• MATERIALS PROVIDED:
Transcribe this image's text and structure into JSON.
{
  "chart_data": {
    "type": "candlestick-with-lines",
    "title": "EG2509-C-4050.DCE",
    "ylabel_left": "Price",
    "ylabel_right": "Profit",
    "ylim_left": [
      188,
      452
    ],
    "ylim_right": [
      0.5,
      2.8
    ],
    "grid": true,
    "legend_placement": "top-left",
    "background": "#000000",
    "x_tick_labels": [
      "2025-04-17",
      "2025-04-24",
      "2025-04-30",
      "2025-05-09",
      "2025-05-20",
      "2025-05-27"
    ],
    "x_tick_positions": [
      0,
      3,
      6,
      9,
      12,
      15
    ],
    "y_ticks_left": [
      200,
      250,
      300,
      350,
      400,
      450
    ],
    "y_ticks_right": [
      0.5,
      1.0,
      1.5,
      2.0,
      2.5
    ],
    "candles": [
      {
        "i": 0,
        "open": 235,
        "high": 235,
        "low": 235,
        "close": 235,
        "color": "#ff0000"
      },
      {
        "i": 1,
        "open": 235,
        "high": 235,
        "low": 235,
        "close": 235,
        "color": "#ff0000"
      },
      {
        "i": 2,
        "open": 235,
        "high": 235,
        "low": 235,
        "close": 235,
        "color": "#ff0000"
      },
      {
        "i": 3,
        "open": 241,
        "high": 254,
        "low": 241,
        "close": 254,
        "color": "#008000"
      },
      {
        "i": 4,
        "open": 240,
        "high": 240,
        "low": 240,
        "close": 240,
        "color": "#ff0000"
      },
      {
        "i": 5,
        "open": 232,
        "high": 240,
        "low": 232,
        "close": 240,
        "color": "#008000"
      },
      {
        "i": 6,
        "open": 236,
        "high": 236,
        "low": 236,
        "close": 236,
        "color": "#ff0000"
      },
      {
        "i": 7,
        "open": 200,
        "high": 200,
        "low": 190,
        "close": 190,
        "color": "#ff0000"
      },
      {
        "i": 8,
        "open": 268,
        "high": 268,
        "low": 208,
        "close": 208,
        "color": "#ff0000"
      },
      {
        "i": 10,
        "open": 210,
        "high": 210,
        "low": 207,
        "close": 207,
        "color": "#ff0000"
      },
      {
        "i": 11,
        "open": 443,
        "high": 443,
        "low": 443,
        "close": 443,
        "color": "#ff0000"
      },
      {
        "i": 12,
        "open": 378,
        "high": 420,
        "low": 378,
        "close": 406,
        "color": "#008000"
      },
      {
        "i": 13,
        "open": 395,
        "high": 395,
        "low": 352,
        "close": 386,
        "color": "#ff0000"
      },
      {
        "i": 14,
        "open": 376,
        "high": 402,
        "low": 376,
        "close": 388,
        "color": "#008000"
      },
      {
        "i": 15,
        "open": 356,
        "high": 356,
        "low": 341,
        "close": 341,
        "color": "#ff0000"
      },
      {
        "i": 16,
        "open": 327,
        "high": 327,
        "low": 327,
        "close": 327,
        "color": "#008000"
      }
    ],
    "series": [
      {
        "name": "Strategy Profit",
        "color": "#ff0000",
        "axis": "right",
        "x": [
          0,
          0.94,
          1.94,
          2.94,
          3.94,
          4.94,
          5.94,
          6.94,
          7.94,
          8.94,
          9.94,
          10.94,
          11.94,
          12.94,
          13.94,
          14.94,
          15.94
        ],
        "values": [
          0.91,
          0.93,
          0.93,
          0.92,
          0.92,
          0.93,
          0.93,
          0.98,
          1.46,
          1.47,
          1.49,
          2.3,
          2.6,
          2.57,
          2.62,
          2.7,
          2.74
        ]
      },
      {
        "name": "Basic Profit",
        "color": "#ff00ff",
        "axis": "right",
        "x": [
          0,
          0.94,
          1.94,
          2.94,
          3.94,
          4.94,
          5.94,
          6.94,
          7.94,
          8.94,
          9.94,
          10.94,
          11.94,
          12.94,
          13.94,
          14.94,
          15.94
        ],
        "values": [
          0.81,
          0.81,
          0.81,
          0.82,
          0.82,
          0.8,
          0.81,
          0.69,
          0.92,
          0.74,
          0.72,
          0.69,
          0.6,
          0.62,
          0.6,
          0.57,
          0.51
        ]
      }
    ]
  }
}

• WHAT YOU HAVE TO DO:
Retype every record above exactly as written.

• WRITTEN REPLY:
Transcribe this image's text and structure into JSON.
{
  "chart_data": {
    "type": "candlestick-with-lines",
    "title": "EG2509-C-4050.DCE",
    "ylabel_left": "Price",
    "ylabel_right": "Profit",
    "ylim_left": [
      188,
      452
    ],
    "ylim_right": [
      0.5,
      2.8
    ],
    "grid": true,
    "legend_placement": "top-left",
    "background": "#000000",
    "x_tick_labels": [
      "2025-04-17",
      "2025-04-24",
      "2025-04-30",
      "2025-05-09",
      "2025-05-20",
      "2025-05-27"
    ],
    "x_tick_positions": [
      0,
      3,
      6,
      9,
      12,
      15
    ],
    "y_ticks_left": [
      200,
      250,
      300,
      350,
      400,
      450
    ],
    "y_ticks_right": [
      0.5,
      1.0,
      1.5,
      2.0,
      2.5
    ],
    "candles": [
      {
        "i": 0,
        "open": 235,
        "high": 235,
        "low": 235,
        "close": 235,
        "color": "#ff0000"
      },
      {
        "i": 1,
        "open": 235,
        "high": 235,
        "low": 235,
        "close": 235,
        "color": "#ff0000"
      },
      {
        "i": 2,
        "open": 235,
        "high": 235,
        "low": 235,
        "close": 235,
        "color": "#ff0000"
      },
      {
        "i": 3,
        "open": 241,
        "high": 254,
        "low": 241,
        "close": 254,
        "color": "#008000"
      },
      {
        "i": 4,
        "open": 240,
        "high": 240,
        "low": 240,
        "close": 240,
        "color": "#ff0000"
      },
      {
        "i": 5,
        "open": 232,
        "high": 240,
        "low": 232,
        "close": 240,
        "color": "#008000"
      },
      {
        "i": 6,
        "open": 236,
        "high": 236,
        "low": 236,
        "close": 236,
        "color": "#ff0000"
      },
      {
        "i": 7,
        "open": 200,
        "high": 200,
        "low": 190,
        "close": 190,
        "color": "#ff0000"
      },
      {
        "i": 8,
        "open": 268,
        "high": 268,
        "low": 208,
        "close": 208,
        "color": "#ff0000"
      },
      {
        "i": 10,
        "open": 210,
        "high": 210,
        "low": 207,
        "close": 207,
        "color": "#ff0000"
      },
      {
        "i": 11,
        "open": 443,
        "high": 443,
        "low": 443,
        "close": 443,
        "color": "#ff0000"
      },
      {
        "i": 12,
        "open": 378,
        "high": 420,
        "low": 378,
        "close": 406,
        "color": "#008000"
      },
      {
        "i": 13,
        "open": 395,
        "high": 395,
        "low": 352,
        "close": 386,
        "color": "#ff0000"
      },
      {
        "i": 14,
        "open": 376,
        "high": 402,
        "low": 376,
        "close": 388,
        "color": "#008000"
      },
      {
        "i": 15,
        "open": 356,
        "high": 356,
        "low": 341,
        "close": 341,
        "color": "#ff0000"
      },
      {
        "i": 16,
        "open": 327,
        "high": 327,
        "low": 327,
        "close": 327,
        "color": "#008000"
      }
    ],
    "series": [
      {
        "name": "Strategy Profit",
        "color": "#ff0000",
        "axis": "right",
        "x": [
          0,
          0.94,
          1.94,
          2.94,
          3.94,
          4.94,
          5.94,
          6.94,
          7.94,
          8.94,
          9.94,
          10.94,
          11.94,
          12.94,
          13.94,
          14.94,
          15.94
        ],
        "values": [
          0.91,
          0.93,
          0.93,
          0.92,
          0.92,
          0.93,
          0.93,
          0.98,
          1.46,
          1.47,
          1.49,
          2.3,
          2.6,
          2.57,
          2.62,
          2.7,
          2.74
        ]
      },
      {
        "name": "Basic Profit",
        "color": "#ff00ff",
        "axis": "right",
        "x": [
          0,
          0.94,
          1.94,
          2.94,
          3.94,
          4.94,
          5.94,
          6.94,
          7.94,
          8.94,
          9.94,
          10.94,
          11.94,
          12.94,
          13.94,
          14.94,
          15.94
        ],
        "values": [
          0.81,
          0.81,
          0.81,
          0.82,
          0.82,
          0.8,
          0.81,
          0.69,
          0.92,
          0.74,
          0.72,
          0.69,
          0.6,
          0.62,
          0.6,
          0.57,
          0.51
        ]
      }
    ]
  }
}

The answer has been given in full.